[start]

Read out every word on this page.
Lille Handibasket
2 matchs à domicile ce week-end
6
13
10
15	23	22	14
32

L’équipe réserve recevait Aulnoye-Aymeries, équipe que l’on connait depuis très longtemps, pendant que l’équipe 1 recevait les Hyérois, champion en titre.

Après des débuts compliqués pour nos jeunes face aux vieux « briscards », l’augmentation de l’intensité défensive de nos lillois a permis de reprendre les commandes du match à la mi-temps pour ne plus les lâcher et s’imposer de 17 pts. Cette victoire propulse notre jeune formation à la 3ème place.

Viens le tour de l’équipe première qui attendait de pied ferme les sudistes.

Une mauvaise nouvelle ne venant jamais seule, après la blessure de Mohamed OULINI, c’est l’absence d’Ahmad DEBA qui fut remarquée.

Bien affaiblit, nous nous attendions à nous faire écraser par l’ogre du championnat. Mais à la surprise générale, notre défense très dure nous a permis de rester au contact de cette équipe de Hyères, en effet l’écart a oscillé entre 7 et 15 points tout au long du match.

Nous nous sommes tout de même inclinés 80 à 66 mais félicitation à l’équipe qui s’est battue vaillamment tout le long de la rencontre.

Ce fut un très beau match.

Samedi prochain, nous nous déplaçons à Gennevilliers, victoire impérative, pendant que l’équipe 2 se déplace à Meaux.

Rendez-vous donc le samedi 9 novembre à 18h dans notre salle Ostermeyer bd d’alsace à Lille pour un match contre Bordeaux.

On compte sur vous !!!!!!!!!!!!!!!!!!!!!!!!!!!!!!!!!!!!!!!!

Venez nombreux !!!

[end]

Aim of the task: Write out the whole listing exactly.

Full solution:
Read out every word on this page.
Lille Handibasket
2 matchs à domicile ce week-end
6
13
10
15	23	22	14
32

L’équipe réserve recevait Aulnoye-Aymeries, équipe que l’on connait depuis très longtemps, pendant que l’équipe 1 recevait les Hyérois, champion en titre.

Après des débuts compliqués pour nos jeunes face aux vieux « briscards », l’augmentation de l’intensité défensive de nos lillois a permis de reprendre les commandes du match à la mi-temps pour ne plus les lâcher et s’imposer de 17 pts. Cette victoire propulse notre jeune formation à la 3ème place.

Viens le tour de l’équipe première qui attendait de pied ferme les sudistes.

Une mauvaise nouvelle ne venant jamais seule, après la blessure de Mohamed OULINI, c’est l’absence d’Ahmad DEBA qui fut remarquée.

Bien affaiblit, nous nous attendions à nous faire écraser par l’ogre du championnat. Mais à la surprise générale, notre défense très dure nous a permis de rester au contact de cette équipe de Hyères, en effet l’écart a oscillé entre 7 et 15 points tout au long du match.

Nous nous sommes tout de même inclinés 80 à 66 mais félicitation à l’équipe qui s’est battue vaillamment tout le long de la rencontre.

Ce fut un très beau match.

Samedi prochain, nous nous déplaçons à Gennevilliers, victoire impérative, pendant que l’équipe 2 se déplace à Meaux.

Rendez-vous donc le samedi 9 novembre à 18h dans notre salle Ostermeyer bd d’alsace à Lille pour un match contre Bordeaux.

On compte sur vous !!!!!!!!!!!!!!!!!!!!!!!!!!!!!!!!!!!!!!!!

Venez nombreux !!!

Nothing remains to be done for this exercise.